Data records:
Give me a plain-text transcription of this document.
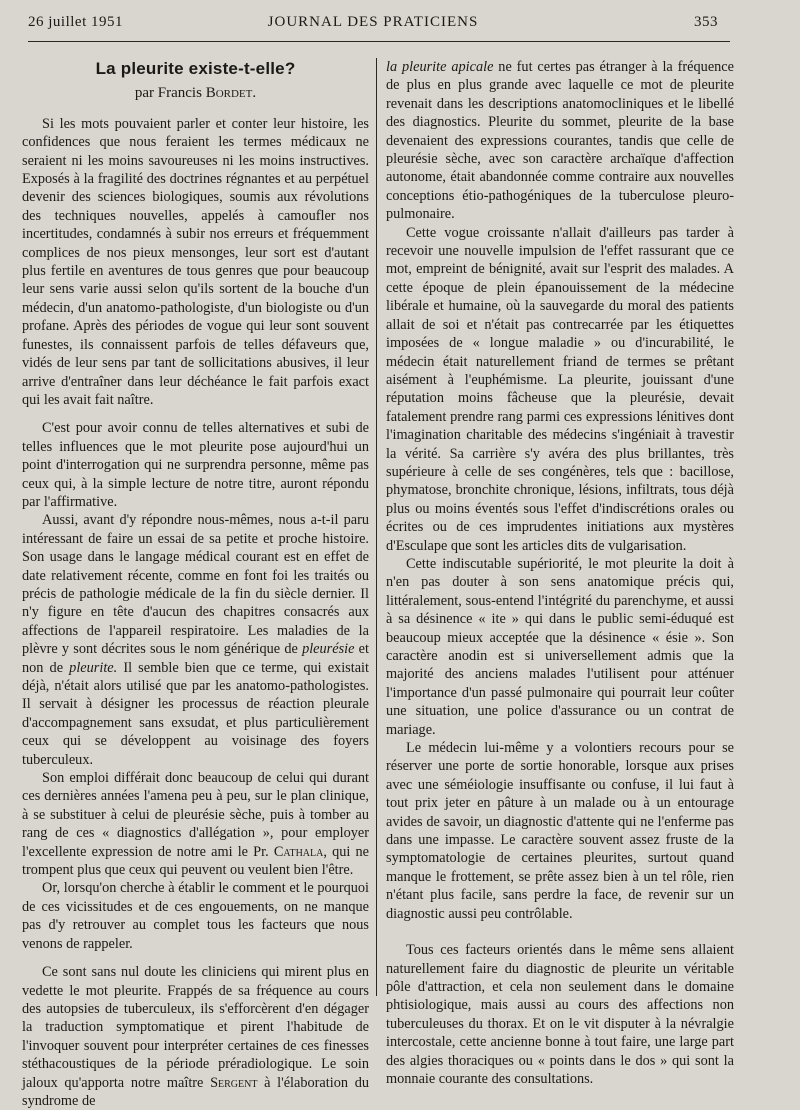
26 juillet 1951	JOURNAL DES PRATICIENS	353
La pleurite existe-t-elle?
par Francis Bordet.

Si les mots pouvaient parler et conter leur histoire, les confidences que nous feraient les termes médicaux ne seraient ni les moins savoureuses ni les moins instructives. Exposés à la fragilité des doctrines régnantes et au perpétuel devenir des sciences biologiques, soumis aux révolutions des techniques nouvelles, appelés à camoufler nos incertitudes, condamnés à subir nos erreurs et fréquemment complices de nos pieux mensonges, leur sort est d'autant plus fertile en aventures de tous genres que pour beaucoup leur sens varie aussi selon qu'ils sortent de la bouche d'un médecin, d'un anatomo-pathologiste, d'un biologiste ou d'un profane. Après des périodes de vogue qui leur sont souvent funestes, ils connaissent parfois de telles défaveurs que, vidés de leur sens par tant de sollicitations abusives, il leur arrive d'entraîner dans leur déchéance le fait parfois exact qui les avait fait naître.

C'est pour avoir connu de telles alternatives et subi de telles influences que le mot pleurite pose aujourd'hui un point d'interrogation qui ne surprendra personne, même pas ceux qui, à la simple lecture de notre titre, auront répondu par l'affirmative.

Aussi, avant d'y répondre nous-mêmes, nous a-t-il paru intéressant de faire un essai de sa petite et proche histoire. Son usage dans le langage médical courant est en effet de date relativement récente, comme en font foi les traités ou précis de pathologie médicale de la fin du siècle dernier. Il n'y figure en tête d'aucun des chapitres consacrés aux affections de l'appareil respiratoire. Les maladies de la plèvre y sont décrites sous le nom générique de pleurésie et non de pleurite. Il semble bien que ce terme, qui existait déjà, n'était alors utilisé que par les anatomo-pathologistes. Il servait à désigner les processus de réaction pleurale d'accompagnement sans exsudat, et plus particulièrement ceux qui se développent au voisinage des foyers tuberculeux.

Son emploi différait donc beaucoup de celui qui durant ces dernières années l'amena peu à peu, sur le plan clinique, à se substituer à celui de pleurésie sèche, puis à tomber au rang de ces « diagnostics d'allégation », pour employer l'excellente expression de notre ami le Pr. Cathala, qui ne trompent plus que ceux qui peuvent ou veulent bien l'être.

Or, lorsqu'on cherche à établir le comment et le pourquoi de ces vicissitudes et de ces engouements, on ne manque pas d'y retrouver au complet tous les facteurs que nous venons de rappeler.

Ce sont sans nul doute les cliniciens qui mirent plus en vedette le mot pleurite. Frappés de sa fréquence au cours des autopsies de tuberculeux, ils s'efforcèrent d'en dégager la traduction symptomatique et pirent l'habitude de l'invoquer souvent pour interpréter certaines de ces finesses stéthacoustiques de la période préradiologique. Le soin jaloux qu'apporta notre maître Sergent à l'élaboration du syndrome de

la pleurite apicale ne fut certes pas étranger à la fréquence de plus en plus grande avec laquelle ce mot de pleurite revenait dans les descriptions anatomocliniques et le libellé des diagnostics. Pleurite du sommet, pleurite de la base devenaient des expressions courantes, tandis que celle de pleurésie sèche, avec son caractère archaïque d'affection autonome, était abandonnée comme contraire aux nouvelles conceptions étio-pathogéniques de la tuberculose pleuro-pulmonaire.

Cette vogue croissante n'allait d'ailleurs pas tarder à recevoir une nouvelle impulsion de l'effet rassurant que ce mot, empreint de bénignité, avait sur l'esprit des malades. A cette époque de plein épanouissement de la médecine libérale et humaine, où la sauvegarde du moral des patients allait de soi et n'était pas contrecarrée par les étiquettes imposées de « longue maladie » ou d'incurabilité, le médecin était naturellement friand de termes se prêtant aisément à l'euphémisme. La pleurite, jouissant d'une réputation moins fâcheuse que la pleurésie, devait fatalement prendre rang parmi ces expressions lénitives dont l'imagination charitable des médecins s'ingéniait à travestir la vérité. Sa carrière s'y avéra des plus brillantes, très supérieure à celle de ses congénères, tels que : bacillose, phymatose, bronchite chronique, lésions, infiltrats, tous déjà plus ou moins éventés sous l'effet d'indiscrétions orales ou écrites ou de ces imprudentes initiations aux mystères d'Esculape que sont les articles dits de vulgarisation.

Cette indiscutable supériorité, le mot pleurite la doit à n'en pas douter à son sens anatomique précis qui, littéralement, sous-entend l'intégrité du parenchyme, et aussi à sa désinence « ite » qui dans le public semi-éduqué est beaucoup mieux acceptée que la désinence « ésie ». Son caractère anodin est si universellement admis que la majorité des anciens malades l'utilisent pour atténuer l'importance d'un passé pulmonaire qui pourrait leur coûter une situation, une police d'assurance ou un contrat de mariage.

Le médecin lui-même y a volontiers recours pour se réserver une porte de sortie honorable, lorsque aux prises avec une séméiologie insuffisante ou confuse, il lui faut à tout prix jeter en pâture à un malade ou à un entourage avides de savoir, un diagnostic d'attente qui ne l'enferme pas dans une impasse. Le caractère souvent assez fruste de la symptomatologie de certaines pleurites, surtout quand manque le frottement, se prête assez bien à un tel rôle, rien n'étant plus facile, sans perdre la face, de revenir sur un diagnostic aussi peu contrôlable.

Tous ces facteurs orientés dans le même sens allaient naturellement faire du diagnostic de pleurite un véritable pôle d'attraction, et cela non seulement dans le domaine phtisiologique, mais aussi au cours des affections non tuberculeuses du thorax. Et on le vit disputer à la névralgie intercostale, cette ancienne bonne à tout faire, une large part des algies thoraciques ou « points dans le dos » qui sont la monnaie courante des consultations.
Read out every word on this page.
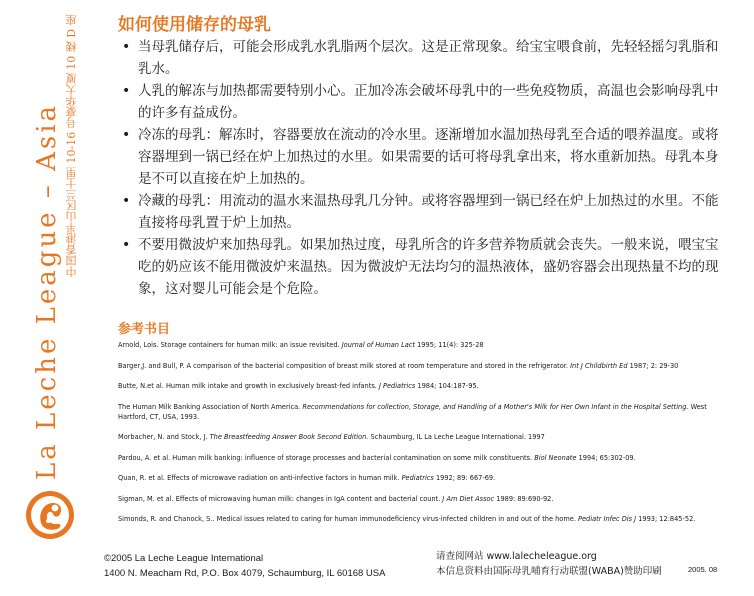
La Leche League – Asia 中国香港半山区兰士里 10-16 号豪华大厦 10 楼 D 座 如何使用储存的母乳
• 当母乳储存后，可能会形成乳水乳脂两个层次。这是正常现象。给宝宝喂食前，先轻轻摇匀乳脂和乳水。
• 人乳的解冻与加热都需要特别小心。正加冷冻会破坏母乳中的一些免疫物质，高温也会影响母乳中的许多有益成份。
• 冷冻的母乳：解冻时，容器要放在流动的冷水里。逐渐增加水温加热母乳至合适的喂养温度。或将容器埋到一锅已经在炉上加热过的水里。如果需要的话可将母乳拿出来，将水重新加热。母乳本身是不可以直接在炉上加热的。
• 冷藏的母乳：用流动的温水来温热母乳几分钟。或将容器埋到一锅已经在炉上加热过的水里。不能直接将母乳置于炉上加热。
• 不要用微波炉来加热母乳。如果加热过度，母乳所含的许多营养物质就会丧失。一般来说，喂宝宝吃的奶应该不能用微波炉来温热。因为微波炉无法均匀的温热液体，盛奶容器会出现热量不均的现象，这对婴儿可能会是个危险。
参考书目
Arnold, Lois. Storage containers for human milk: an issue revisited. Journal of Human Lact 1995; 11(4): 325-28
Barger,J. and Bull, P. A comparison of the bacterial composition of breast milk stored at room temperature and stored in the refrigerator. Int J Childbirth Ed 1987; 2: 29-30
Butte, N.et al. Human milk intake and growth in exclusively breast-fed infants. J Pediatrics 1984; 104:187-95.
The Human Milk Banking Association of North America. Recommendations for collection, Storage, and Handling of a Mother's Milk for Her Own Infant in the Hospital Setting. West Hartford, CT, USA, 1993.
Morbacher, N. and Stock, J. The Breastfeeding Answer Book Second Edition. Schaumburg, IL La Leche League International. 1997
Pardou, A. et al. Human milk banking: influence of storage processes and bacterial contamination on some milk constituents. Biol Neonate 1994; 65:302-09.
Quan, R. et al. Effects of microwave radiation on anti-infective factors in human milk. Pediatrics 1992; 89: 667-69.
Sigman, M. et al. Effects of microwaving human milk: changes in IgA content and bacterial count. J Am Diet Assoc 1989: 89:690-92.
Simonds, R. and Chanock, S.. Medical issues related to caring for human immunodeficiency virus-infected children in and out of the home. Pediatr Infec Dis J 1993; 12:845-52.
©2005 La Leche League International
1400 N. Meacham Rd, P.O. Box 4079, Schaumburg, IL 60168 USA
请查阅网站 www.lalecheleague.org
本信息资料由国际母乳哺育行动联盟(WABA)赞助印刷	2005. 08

TASK DESCRIPTION: Write only the number of lines in the entries where the string "Pediatrics" occurs.

ANSWER FOR THIS EXERCISE: 2